▶ **WORK INSTRUCTIONS**
Copy out all the entries word for word.

-=-=-=-=-

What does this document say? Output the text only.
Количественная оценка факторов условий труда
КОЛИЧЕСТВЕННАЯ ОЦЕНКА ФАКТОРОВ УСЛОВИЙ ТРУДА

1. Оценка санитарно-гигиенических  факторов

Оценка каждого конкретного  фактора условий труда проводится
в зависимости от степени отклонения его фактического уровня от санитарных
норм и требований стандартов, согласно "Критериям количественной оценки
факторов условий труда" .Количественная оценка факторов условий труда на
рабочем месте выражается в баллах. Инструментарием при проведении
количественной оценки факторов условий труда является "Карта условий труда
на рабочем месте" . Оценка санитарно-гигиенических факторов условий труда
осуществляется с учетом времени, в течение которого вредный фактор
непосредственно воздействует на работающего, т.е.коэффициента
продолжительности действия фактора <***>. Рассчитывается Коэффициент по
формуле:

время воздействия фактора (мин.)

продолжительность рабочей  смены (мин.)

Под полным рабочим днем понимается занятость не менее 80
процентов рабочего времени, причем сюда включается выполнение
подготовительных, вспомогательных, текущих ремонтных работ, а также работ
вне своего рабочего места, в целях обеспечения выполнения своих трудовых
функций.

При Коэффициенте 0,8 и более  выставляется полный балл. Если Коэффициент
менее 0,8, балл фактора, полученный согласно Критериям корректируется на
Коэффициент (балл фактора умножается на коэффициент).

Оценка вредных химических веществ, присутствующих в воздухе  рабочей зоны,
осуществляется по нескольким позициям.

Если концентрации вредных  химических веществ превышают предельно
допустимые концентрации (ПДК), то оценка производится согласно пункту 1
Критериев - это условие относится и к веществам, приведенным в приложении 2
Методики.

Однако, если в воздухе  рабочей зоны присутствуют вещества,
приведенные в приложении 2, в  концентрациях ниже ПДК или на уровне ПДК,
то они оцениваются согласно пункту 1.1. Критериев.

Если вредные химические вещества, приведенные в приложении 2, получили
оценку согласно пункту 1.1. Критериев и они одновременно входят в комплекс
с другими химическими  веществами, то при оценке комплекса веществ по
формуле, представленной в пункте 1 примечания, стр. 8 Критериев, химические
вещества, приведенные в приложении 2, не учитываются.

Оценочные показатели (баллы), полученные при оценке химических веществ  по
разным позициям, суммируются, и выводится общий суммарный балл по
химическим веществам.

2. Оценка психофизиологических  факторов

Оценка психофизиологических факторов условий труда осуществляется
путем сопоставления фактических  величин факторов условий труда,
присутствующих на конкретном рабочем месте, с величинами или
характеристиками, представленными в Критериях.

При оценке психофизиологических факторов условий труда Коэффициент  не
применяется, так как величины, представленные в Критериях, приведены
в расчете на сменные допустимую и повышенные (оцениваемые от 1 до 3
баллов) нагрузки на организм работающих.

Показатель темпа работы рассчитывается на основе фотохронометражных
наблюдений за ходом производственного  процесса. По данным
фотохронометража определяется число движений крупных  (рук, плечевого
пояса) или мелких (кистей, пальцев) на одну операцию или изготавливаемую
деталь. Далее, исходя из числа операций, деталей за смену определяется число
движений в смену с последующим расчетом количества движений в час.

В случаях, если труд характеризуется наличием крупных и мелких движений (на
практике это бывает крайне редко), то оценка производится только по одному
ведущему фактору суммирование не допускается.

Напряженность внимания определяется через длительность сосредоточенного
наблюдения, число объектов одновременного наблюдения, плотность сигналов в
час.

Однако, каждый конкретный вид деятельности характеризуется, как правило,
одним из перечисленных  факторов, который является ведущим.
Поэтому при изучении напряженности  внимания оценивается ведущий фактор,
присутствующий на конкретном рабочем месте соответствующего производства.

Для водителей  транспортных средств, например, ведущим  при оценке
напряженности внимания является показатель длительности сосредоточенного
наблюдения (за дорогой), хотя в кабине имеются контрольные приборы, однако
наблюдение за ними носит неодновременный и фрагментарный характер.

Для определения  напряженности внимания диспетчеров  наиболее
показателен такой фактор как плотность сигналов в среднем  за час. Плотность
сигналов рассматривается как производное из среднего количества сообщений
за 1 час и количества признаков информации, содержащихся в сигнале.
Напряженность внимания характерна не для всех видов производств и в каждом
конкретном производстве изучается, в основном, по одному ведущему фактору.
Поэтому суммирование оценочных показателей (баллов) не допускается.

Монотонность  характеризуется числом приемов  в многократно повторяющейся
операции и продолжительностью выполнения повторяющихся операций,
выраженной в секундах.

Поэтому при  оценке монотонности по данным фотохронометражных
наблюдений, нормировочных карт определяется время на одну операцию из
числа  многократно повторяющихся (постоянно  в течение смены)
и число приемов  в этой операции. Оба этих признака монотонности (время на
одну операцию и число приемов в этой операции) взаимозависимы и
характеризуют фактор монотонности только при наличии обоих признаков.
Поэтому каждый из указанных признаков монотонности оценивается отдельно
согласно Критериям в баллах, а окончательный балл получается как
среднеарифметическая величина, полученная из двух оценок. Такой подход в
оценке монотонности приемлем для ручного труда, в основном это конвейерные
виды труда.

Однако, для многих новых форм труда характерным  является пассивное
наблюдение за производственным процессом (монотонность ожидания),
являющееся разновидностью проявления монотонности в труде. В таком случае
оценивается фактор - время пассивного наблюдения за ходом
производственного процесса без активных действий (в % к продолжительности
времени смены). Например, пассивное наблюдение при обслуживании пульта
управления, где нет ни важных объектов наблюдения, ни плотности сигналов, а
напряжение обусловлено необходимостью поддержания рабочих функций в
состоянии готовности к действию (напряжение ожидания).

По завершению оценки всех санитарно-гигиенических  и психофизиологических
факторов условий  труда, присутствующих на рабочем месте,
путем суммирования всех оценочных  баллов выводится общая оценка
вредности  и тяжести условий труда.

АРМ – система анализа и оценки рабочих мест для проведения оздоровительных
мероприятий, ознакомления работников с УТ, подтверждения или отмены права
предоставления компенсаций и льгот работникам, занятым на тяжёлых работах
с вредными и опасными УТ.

-=-=-=-=-

▶ **EXERCISE ANSWER**
What does this document say? Output the text only.
Количественная оценка факторов условий труда
КОЛИЧЕСТВЕННАЯ ОЦЕНКА ФАКТОРОВ УСЛОВИЙ ТРУДА

1. Оценка санитарно-гигиенических  факторов

Оценка каждого конкретного  фактора условий труда проводится
в зависимости от степени отклонения его фактического уровня от санитарных
норм и требований стандартов, согласно "Критериям количественной оценки
факторов условий труда" .Количественная оценка факторов условий труда на
рабочем месте выражается в баллах. Инструментарием при проведении
количественной оценки факторов условий труда является "Карта условий труда
на рабочем месте" . Оценка санитарно-гигиенических факторов условий труда
осуществляется с учетом времени, в течение которого вредный фактор
непосредственно воздействует на работающего, т.е.коэффициента
продолжительности действия фактора <***>. Рассчитывается Коэффициент по
формуле:

время воздействия фактора (мин.)

продолжительность рабочей  смены (мин.)

Под полным рабочим днем понимается занятость не менее 80
процентов рабочего времени, причем сюда включается выполнение
подготовительных, вспомогательных, текущих ремонтных работ, а также работ
вне своего рабочего места, в целях обеспечения выполнения своих трудовых
функций.

При Коэффициенте 0,8 и более  выставляется полный балл. Если Коэффициент
менее 0,8, балл фактора, полученный согласно Критериям корректируется на
Коэффициент (балл фактора умножается на коэффициент).

Оценка вредных химических веществ, присутствующих в воздухе  рабочей зоны,
осуществляется по нескольким позициям.

Если концентрации вредных  химических веществ превышают предельно
допустимые концентрации (ПДК), то оценка производится согласно пункту 1
Критериев - это условие относится и к веществам, приведенным в приложении 2
Методики.

Однако, если в воздухе  рабочей зоны присутствуют вещества,
приведенные в приложении 2, в  концентрациях ниже ПДК или на уровне ПДК,
то они оцениваются согласно пункту 1.1. Критериев.

Если вредные химические вещества, приведенные в приложении 2, получили
оценку согласно пункту 1.1. Критериев и они одновременно входят в комплекс
с другими химическими  веществами, то при оценке комплекса веществ по
формуле, представленной в пункте 1 примечания, стр. 8 Критериев, химические
вещества, приведенные в приложении 2, не учитываются.

Оценочные показатели (баллы), полученные при оценке химических веществ  по
разным позициям, суммируются, и выводится общий суммарный балл по
химическим веществам.

2. Оценка психофизиологических  факторов

Оценка психофизиологических факторов условий труда осуществляется
путем сопоставления фактических  величин факторов условий труда,
присутствующих на конкретном рабочем месте, с величинами или
характеристиками, представленными в Критериях.

При оценке психофизиологических факторов условий труда Коэффициент  не
применяется, так как величины, представленные в Критериях, приведены
в расчете на сменные допустимую и повышенные (оцениваемые от 1 до 3
баллов) нагрузки на организм работающих.

Показатель темпа работы рассчитывается на основе фотохронометражных
наблюдений за ходом производственного  процесса. По данным
фотохронометража определяется число движений крупных  (рук, плечевого
пояса) или мелких (кистей, пальцев) на одну операцию или изготавливаемую
деталь. Далее, исходя из числа операций, деталей за смену определяется число
движений в смену с последующим расчетом количества движений в час.

В случаях, если труд характеризуется наличием крупных и мелких движений (на
практике это бывает крайне редко), то оценка производится только по одному
ведущему фактору суммирование не допускается.

Напряженность внимания определяется через длительность сосредоточенного
наблюдения, число объектов одновременного наблюдения, плотность сигналов в
час.

Однако, каждый конкретный вид деятельности характеризуется, как правило,
одним из перечисленных  факторов, который является ведущим.
Поэтому при изучении напряженности  внимания оценивается ведущий фактор,
присутствующий на конкретном рабочем месте соответствующего производства.

Для водителей  транспортных средств, например, ведущим  при оценке
напряженности внимания является показатель длительности сосредоточенного
наблюдения (за дорогой), хотя в кабине имеются контрольные приборы, однако
наблюдение за ними носит неодновременный и фрагментарный характер.

Для определения  напряженности внимания диспетчеров  наиболее
показателен такой фактор как плотность сигналов в среднем  за час. Плотность
сигналов рассматривается как производное из среднего количества сообщений
за 1 час и количества признаков информации, содержащихся в сигнале.
Напряженность внимания характерна не для всех видов производств и в каждом
конкретном производстве изучается, в основном, по одному ведущему фактору.
Поэтому суммирование оценочных показателей (баллов) не допускается.

Монотонность  характеризуется числом приемов  в многократно повторяющейся
операции и продолжительностью выполнения повторяющихся операций,
выраженной в секундах.

Поэтому при  оценке монотонности по данным фотохронометражных
наблюдений, нормировочных карт определяется время на одну операцию из
числа  многократно повторяющихся (постоянно  в течение смены)
и число приемов  в этой операции. Оба этих признака монотонности (время на
одну операцию и число приемов в этой операции) взаимозависимы и
характеризуют фактор монотонности только при наличии обоих признаков.
Поэтому каждый из указанных признаков монотонности оценивается отдельно
согласно Критериям в баллах, а окончательный балл получается как
среднеарифметическая величина, полученная из двух оценок. Такой подход в
оценке монотонности приемлем для ручного труда, в основном это конвейерные
виды труда.

Однако, для многих новых форм труда характерным  является пассивное
наблюдение за производственным процессом (монотонность ожидания),
являющееся разновидностью проявления монотонности в труде. В таком случае
оценивается фактор - время пассивного наблюдения за ходом
производственного процесса без активных действий (в % к продолжительности
времени смены). Например, пассивное наблюдение при обслуживании пульта
управления, где нет ни важных объектов наблюдения, ни плотности сигналов, а
напряжение обусловлено необходимостью поддержания рабочих функций в
состоянии готовности к действию (напряжение ожидания).

По завершению оценки всех санитарно-гигиенических  и психофизиологических
факторов условий  труда, присутствующих на рабочем месте,
путем суммирования всех оценочных  баллов выводится общая оценка
вредности  и тяжести условий труда.

АРМ – система анализа и оценки рабочих мест для проведения оздоровительных
мероприятий, ознакомления работников с УТ, подтверждения или отмены права
предоставления компенсаций и льгот работникам, занятым на тяжёлых работах
с вредными и опасными УТ.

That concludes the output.